● GIVEN REQUEST
Review the listing and copy each line that holds the word "couple".

=== STORED ROWS ===

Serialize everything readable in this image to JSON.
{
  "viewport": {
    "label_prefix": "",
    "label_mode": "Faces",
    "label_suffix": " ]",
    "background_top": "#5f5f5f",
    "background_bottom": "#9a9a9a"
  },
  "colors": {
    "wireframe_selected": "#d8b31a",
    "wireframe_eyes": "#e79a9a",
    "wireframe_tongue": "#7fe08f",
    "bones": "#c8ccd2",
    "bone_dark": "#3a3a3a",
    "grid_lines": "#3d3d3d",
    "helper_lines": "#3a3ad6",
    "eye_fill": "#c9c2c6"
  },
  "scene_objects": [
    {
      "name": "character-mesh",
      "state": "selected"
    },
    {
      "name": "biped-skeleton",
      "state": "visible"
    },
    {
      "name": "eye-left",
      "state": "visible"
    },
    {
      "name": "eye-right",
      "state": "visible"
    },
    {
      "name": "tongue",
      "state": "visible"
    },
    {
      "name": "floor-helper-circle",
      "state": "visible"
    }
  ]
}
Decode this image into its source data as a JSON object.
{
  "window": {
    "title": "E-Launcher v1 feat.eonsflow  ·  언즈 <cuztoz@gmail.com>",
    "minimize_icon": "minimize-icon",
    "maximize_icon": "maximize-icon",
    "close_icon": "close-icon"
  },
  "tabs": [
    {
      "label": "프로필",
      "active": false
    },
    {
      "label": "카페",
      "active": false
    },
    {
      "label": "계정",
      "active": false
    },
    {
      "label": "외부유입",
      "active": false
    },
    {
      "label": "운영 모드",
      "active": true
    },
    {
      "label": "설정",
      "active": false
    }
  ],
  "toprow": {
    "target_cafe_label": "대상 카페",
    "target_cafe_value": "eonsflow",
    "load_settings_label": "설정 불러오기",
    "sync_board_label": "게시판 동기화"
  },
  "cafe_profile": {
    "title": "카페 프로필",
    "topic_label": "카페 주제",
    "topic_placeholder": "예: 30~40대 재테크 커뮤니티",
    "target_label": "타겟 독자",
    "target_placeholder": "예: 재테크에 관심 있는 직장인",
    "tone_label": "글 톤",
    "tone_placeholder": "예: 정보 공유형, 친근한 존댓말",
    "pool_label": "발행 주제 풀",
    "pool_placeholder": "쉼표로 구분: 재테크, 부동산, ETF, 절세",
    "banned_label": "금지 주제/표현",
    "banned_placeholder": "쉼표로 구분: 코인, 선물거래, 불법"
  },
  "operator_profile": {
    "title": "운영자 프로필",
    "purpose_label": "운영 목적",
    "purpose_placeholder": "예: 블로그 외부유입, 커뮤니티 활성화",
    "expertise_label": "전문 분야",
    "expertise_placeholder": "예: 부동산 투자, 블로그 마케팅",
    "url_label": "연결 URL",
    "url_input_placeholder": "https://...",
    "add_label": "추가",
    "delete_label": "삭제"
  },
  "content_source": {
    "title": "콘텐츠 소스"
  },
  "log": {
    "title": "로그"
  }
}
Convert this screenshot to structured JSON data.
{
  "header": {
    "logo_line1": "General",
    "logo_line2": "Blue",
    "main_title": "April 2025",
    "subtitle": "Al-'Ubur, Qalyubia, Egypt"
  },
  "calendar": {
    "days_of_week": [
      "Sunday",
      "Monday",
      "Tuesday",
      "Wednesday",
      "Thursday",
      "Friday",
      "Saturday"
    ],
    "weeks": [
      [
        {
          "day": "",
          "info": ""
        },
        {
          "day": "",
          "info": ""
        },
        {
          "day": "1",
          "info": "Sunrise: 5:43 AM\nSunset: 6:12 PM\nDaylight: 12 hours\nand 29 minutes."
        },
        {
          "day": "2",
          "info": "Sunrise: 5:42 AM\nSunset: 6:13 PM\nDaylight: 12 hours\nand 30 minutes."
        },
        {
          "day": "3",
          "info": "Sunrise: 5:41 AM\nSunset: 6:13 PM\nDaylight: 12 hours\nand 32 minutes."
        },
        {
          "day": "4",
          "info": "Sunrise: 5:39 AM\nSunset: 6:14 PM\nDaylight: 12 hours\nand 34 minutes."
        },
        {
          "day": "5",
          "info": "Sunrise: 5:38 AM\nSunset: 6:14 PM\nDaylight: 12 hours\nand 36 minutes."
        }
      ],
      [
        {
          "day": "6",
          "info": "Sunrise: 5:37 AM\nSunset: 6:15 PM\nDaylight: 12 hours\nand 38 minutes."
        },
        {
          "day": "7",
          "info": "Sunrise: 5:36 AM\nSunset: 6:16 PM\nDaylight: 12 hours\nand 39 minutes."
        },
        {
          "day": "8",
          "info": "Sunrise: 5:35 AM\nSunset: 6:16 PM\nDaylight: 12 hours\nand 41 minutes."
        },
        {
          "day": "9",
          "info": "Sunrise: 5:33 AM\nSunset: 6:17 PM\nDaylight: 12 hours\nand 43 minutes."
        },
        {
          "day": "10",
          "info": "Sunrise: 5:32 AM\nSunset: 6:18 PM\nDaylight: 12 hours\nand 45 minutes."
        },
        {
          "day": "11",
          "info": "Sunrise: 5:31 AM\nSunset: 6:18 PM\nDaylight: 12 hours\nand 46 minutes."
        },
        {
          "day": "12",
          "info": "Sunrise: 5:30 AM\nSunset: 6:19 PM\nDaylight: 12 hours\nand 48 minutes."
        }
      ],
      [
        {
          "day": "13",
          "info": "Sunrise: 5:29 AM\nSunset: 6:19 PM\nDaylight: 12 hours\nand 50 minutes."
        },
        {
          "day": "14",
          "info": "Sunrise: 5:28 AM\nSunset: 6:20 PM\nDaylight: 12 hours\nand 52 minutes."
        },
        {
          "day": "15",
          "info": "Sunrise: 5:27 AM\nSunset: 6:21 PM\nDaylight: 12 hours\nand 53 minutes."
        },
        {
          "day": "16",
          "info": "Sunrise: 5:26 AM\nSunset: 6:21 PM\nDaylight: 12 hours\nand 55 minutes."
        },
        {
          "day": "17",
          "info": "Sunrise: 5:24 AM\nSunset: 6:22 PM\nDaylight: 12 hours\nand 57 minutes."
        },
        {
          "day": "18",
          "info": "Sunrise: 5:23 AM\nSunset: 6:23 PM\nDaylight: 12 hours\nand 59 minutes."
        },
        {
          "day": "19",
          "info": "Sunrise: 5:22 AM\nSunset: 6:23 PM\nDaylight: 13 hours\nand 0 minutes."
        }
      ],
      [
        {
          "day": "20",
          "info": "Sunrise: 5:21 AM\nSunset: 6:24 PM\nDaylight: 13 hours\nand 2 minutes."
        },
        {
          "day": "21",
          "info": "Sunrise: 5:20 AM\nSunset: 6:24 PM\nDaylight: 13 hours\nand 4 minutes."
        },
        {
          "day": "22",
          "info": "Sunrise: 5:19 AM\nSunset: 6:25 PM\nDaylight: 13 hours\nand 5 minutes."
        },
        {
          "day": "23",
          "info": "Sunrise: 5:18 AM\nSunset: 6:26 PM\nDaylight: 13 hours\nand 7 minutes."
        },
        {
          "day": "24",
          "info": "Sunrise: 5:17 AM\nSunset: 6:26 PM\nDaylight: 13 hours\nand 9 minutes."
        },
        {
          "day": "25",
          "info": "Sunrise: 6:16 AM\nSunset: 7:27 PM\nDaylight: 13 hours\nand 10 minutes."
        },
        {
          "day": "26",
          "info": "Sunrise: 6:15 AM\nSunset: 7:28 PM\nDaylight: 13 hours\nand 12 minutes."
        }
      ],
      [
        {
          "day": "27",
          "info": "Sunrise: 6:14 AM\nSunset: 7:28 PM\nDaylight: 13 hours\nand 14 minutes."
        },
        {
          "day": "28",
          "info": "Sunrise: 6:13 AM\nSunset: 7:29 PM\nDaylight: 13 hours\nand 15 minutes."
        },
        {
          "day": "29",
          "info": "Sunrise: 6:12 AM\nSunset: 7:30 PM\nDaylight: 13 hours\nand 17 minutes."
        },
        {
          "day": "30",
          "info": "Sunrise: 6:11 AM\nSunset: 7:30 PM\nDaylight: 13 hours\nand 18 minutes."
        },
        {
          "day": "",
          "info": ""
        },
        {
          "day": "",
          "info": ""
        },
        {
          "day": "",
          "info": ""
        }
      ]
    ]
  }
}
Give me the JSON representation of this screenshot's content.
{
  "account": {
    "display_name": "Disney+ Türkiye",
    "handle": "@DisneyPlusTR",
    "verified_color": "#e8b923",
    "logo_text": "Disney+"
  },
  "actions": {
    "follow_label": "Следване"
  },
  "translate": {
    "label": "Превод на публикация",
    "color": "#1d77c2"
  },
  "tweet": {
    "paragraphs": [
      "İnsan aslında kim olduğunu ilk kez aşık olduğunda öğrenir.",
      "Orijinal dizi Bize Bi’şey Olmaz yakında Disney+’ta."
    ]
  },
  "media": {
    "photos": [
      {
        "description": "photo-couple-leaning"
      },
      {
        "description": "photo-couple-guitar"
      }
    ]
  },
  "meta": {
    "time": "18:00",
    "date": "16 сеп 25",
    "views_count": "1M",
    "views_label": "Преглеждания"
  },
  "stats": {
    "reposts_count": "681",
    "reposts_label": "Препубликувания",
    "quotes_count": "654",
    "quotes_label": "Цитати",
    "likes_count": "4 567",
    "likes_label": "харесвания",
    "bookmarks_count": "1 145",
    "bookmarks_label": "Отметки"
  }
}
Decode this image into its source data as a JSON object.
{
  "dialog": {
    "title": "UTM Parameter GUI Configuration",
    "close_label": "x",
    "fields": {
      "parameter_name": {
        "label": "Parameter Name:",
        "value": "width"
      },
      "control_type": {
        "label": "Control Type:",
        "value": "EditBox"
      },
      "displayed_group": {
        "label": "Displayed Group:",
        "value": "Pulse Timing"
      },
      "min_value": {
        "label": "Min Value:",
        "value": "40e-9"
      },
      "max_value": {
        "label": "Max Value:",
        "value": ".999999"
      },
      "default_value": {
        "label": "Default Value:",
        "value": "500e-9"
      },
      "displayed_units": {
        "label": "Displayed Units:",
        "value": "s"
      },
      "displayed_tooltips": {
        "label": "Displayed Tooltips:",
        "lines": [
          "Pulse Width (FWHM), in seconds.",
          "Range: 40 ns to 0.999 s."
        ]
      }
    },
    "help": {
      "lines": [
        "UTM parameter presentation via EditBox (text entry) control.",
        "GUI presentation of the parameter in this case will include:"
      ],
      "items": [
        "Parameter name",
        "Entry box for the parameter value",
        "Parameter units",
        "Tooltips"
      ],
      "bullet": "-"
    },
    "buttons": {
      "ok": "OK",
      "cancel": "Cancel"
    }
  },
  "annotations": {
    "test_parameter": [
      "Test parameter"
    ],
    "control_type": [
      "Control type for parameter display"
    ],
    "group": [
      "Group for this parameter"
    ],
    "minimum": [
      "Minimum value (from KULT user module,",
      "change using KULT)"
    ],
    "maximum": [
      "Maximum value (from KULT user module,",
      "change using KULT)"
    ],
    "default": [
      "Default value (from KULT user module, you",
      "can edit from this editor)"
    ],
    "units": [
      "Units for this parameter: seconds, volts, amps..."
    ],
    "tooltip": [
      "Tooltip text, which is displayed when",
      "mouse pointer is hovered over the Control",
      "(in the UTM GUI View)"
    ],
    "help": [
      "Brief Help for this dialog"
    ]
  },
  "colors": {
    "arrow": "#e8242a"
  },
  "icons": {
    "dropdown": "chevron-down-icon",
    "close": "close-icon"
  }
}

===

● EXERCISE ANSWER
        "description": "photo-couple-leaning"
        "description": "photo-couple-guitar"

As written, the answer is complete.